## START ENTRIES SUPPLIED

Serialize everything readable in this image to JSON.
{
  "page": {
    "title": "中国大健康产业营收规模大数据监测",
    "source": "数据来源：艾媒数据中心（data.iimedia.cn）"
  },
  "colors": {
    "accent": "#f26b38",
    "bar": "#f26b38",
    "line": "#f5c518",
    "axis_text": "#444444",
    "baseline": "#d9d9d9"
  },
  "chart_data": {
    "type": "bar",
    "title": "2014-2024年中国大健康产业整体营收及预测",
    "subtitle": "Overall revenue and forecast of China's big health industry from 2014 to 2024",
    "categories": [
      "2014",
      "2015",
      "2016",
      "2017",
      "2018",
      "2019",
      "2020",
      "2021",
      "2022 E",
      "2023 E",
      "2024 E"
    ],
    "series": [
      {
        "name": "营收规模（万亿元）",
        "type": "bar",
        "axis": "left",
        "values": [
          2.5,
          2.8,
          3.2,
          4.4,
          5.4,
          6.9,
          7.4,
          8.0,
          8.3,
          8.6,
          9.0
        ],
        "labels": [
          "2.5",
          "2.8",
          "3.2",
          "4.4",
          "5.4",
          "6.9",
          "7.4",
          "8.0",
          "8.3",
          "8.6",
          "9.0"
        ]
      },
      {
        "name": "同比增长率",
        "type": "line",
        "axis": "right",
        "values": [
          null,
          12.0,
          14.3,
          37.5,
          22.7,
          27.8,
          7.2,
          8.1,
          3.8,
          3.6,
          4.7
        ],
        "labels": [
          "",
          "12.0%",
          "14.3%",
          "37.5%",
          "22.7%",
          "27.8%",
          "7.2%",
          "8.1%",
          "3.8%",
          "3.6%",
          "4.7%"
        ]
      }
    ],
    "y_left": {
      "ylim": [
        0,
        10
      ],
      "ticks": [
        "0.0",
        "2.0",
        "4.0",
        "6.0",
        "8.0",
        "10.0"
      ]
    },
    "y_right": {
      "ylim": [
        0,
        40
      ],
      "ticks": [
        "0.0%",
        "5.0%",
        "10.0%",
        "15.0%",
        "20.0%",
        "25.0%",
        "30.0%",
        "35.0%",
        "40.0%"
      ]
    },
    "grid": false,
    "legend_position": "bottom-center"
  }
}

## END ENTRIES SUPPLIED

GOAL ▸ Return every line exactly.

WRITTEN SOLUTION ▸
Serialize everything readable in this image to JSON.
{
  "page": {
    "title": "中国大健康产业营收规模大数据监测",
    "source": "数据来源：艾媒数据中心（data.iimedia.cn）"
  },
  "colors": {
    "accent": "#f26b38",
    "bar": "#f26b38",
    "line": "#f5c518",
    "axis_text": "#444444",
    "baseline": "#d9d9d9"
  },
  "chart_data": {
    "type": "bar",
    "title": "2014-2024年中国大健康产业整体营收及预测",
    "subtitle": "Overall revenue and forecast of China's big health industry from 2014 to 2024",
    "categories": [
      "2014",
      "2015",
      "2016",
      "2017",
      "2018",
      "2019",
      "2020",
      "2021",
      "2022 E",
      "2023 E",
      "2024 E"
    ],
    "series": [
      {
        "name": "营收规模（万亿元）",
        "type": "bar",
        "axis": "left",
        "values": [
          2.5,
          2.8,
          3.2,
          4.4,
          5.4,
          6.9,
          7.4,
          8.0,
          8.3,
          8.6,
          9.0
        ],
        "labels": [
          "2.5",
          "2.8",
          "3.2",
          "4.4",
          "5.4",
          "6.9",
          "7.4",
          "8.0",
          "8.3",
          "8.6",
          "9.0"
        ]
      },
      {
        "name": "同比增长率",
        "type": "line",
        "axis": "right",
        "values": [
          null,
          12.0,
          14.3,
          37.5,
          22.7,
          27.8,
          7.2,
          8.1,
          3.8,
          3.6,
          4.7
        ],
        "labels": [
          "",
          "12.0%",
          "14.3%",
          "37.5%",
          "22.7%",
          "27.8%",
          "7.2%",
          "8.1%",
          "3.8%",
          "3.6%",
          "4.7%"
        ]
      }
    ],
    "y_left": {
      "ylim": [
        0,
        10
      ],
      "ticks": [
        "0.0",
        "2.0",
        "4.0",
        "6.0",
        "8.0",
        "10.0"
      ]
    },
    "y_right": {
      "ylim": [
        0,
        40
      ],
      "ticks": [
        "0.0%",
        "5.0%",
        "10.0%",
        "15.0%",
        "20.0%",
        "25.0%",
        "30.0%",
        "35.0%",
        "40.0%"
      ]
    },
    "grid": false,
    "legend_position": "bottom-center"
  }
}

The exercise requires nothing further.